Output the data below in full, byte for byte. Nothing may differ.

===== Extracted entries =====

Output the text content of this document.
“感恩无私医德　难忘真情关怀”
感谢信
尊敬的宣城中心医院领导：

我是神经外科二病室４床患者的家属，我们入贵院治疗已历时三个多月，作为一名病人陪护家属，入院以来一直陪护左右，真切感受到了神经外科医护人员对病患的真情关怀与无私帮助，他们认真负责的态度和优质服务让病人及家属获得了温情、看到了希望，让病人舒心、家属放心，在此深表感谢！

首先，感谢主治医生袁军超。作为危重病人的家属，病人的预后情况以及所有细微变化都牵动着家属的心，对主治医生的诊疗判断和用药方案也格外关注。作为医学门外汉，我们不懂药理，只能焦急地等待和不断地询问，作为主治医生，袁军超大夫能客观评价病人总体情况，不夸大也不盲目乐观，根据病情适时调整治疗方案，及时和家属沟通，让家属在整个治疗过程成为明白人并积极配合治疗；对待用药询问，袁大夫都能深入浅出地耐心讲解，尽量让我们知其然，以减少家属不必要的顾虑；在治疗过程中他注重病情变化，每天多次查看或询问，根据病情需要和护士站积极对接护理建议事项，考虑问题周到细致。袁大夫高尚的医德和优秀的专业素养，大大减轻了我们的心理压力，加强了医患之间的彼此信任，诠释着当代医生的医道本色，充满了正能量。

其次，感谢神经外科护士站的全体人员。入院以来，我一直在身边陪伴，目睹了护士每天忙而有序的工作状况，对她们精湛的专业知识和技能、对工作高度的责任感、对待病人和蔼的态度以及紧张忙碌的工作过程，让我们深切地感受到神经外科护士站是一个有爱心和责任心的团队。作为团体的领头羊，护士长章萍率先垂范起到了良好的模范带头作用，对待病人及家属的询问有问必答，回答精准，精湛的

=====

> _Solution_:
Output the text content of this document.
“感恩无私医德　难忘真情关怀”
感谢信
尊敬的宣城中心医院领导：

我是神经外科二病室４床患者的家属，我们入贵院治疗已历时三个多月，作为一名病人陪护家属，入院以来一直陪护左右，真切感受到了神经外科医护人员对病患的真情关怀与无私帮助，他们认真负责的态度和优质服务让病人及家属获得了温情、看到了希望，让病人舒心、家属放心，在此深表感谢！

首先，感谢主治医生袁军超。作为危重病人的家属，病人的预后情况以及所有细微变化都牵动着家属的心，对主治医生的诊疗判断和用药方案也格外关注。作为医学门外汉，我们不懂药理，只能焦急地等待和不断地询问，作为主治医生，袁军超大夫能客观评价病人总体情况，不夸大也不盲目乐观，根据病情适时调整治疗方案，及时和家属沟通，让家属在整个治疗过程成为明白人并积极配合治疗；对待用药询问，袁大夫都能深入浅出地耐心讲解，尽量让我们知其然，以减少家属不必要的顾虑；在治疗过程中他注重病情变化，每天多次查看或询问，根据病情需要和护士站积极对接护理建议事项，考虑问题周到细致。袁大夫高尚的医德和优秀的专业素养，大大减轻了我们的心理压力，加强了医患之间的彼此信任，诠释着当代医生的医道本色，充满了正能量。

其次，感谢神经外科护士站的全体人员。入院以来，我一直在身边陪伴，目睹了护士每天忙而有序的工作状况，对她们精湛的专业知识和技能、对工作高度的责任感、对待病人和蔼的态度以及紧张忙碌的工作过程，让我们深切地感受到神经外科护士站是一个有爱心和责任心的团队。作为团体的领头羊，护士长章萍率先垂范起到了良好的模范带头作用，对待病人及家属的询问有问必答，回答精准，精湛的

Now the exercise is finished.